-- Given records --

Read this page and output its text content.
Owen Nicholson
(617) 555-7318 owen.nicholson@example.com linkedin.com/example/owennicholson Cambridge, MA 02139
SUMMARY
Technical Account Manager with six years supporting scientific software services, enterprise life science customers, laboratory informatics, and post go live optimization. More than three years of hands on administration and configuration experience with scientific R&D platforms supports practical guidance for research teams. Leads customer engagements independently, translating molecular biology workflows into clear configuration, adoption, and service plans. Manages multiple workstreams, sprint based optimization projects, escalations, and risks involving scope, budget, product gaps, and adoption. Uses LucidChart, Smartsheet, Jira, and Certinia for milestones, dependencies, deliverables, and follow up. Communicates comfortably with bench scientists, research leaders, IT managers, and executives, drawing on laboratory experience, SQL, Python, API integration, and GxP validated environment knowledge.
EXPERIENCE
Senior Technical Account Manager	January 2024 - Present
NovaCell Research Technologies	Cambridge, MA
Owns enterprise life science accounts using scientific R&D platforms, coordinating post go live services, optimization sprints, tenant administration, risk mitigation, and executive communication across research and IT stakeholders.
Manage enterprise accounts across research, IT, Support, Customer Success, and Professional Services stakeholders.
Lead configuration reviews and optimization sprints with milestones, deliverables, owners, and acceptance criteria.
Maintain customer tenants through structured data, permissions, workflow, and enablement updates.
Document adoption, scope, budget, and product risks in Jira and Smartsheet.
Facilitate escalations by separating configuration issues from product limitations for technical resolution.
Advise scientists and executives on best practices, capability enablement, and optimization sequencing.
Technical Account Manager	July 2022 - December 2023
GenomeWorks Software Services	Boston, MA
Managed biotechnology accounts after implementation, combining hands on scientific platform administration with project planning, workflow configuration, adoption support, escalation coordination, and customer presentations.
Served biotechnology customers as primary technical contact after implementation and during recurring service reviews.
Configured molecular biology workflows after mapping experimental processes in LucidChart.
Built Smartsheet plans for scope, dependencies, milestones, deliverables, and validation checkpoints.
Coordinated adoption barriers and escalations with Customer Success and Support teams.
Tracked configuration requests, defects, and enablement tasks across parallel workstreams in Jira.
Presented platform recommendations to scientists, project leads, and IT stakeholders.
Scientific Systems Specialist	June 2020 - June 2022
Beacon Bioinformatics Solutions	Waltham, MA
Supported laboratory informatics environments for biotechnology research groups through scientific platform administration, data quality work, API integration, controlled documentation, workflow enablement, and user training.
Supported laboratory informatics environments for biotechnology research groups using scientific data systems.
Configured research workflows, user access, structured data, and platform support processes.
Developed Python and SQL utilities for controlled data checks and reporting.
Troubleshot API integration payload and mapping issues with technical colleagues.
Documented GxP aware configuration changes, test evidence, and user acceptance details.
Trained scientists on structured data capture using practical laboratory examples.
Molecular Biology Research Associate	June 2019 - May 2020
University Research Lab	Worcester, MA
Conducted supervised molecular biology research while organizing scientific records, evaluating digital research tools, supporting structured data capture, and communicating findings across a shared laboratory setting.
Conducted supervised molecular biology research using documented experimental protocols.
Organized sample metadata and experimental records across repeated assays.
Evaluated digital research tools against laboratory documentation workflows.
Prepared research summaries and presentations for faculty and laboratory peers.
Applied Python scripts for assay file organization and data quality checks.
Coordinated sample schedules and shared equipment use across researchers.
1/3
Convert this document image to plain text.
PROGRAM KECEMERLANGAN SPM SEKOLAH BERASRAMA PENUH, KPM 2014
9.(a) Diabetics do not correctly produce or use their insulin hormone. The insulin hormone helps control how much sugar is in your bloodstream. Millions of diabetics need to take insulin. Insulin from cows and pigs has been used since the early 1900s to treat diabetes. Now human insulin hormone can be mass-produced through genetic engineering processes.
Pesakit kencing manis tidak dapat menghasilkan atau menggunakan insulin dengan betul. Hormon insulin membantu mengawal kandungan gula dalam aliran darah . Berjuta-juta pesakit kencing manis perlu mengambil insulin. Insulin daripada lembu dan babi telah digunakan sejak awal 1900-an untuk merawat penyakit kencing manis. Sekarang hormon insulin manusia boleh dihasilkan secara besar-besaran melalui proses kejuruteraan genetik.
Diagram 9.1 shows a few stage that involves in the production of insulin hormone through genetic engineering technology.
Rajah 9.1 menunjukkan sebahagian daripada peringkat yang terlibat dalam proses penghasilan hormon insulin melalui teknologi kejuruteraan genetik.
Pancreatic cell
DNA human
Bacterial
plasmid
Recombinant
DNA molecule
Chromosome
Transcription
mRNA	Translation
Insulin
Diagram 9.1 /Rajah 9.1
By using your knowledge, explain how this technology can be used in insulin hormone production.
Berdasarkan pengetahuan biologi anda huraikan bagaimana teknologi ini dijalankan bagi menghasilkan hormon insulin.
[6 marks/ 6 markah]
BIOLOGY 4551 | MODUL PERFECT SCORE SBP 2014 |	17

-- Your instructions --
Every record must appear in the answer exactly as it appears above.

-- Output of the task --
Read this page and output its text content.
Owen Nicholson
(617) 555-7318 owen.nicholson@example.com linkedin.com/example/owennicholson Cambridge, MA 02139
SUMMARY
Technical Account Manager with six years supporting scientific software services, enterprise life science customers, laboratory informatics, and post go live optimization. More than three years of hands on administration and configuration experience with scientific R&D platforms supports practical guidance for research teams. Leads customer engagements independently, translating molecular biology workflows into clear configuration, adoption, and service plans. Manages multiple workstreams, sprint based optimization projects, escalations, and risks involving scope, budget, product gaps, and adoption. Uses LucidChart, Smartsheet, Jira, and Certinia for milestones, dependencies, deliverables, and follow up. Communicates comfortably with bench scientists, research leaders, IT managers, and executives, drawing on laboratory experience, SQL, Python, API integration, and GxP validated environment knowledge.
EXPERIENCE
Senior Technical Account Manager	January 2024 - Present
NovaCell Research Technologies	Cambridge, MA
Owns enterprise life science accounts using scientific R&D platforms, coordinating post go live services, optimization sprints, tenant administration, risk mitigation, and executive communication across research and IT stakeholders.
Manage enterprise accounts across research, IT, Support, Customer Success, and Professional Services stakeholders.
Lead configuration reviews and optimization sprints with milestones, deliverables, owners, and acceptance criteria.
Maintain customer tenants through structured data, permissions, workflow, and enablement updates.
Document adoption, scope, budget, and product risks in Jira and Smartsheet.
Facilitate escalations by separating configuration issues from product limitations for technical resolution.
Advise scientists and executives on best practices, capability enablement, and optimization sequencing.
Technical Account Manager	July 2022 - December 2023
GenomeWorks Software Services	Boston, MA
Managed biotechnology accounts after implementation, combining hands on scientific platform administration with project planning, workflow configuration, adoption support, escalation coordination, and customer presentations.
Served biotechnology customers as primary technical contact after implementation and during recurring service reviews.
Configured molecular biology workflows after mapping experimental processes in LucidChart.
Built Smartsheet plans for scope, dependencies, milestones, deliverables, and validation checkpoints.
Coordinated adoption barriers and escalations with Customer Success and Support teams.
Tracked configuration requests, defects, and enablement tasks across parallel workstreams in Jira.
Presented platform recommendations to scientists, project leads, and IT stakeholders.
Scientific Systems Specialist	June 2020 - June 2022
Beacon Bioinformatics Solutions	Waltham, MA
Supported laboratory informatics environments for biotechnology research groups through scientific platform administration, data quality work, API integration, controlled documentation, workflow enablement, and user training.
Supported laboratory informatics environments for biotechnology research groups using scientific data systems.
Configured research workflows, user access, structured data, and platform support processes.
Developed Python and SQL utilities for controlled data checks and reporting.
Troubleshot API integration payload and mapping issues with technical colleagues.
Documented GxP aware configuration changes, test evidence, and user acceptance details.
Trained scientists on structured data capture using practical laboratory examples.
Molecular Biology Research Associate	June 2019 - May 2020
University Research Lab	Worcester, MA
Conducted supervised molecular biology research while organizing scientific records, evaluating digital research tools, supporting structured data capture, and communicating findings across a shared laboratory setting.
Conducted supervised molecular biology research using documented experimental protocols.
Organized sample metadata and experimental records across repeated assays.
Evaluated digital research tools against laboratory documentation workflows.
Prepared research summaries and presentations for faculty and laboratory peers.
Applied Python scripts for assay file organization and data quality checks.
Coordinated sample schedules and shared equipment use across researchers.
1/3
Convert this document image to plain text.
PROGRAM KECEMERLANGAN SPM SEKOLAH BERASRAMA PENUH, KPM 2014
9.(a) Diabetics do not correctly produce or use their insulin hormone. The insulin hormone helps control how much sugar is in your bloodstream. Millions of diabetics need to take insulin. Insulin from cows and pigs has been used since the early 1900s to treat diabetes. Now human insulin hormone can be mass-produced through genetic engineering processes.
Pesakit kencing manis tidak dapat menghasilkan atau menggunakan insulin dengan betul. Hormon insulin membantu mengawal kandungan gula dalam aliran darah . Berjuta-juta pesakit kencing manis perlu mengambil insulin. Insulin daripada lembu dan babi telah digunakan sejak awal 1900-an untuk merawat penyakit kencing manis. Sekarang hormon insulin manusia boleh dihasilkan secara besar-besaran melalui proses kejuruteraan genetik.
Diagram 9.1 shows a few stage that involves in the production of insulin hormone through genetic engineering technology.
Rajah 9.1 menunjukkan sebahagian daripada peringkat yang terlibat dalam proses penghasilan hormon insulin melalui teknologi kejuruteraan genetik.
Pancreatic cell
DNA human
Bacterial
plasmid
Recombinant
DNA molecule
Chromosome
Transcription
mRNA	Translation
Insulin
Diagram 9.1 /Rajah 9.1
By using your knowledge, explain how this technology can be used in insulin hormone production.
Berdasarkan pengetahuan biologi anda huraikan bagaimana teknologi ini dijalankan bagi menghasilkan hormon insulin.
[6 marks/ 6 markah]
BIOLOGY 4551 | MODUL PERFECT SCORE SBP 2014 |	17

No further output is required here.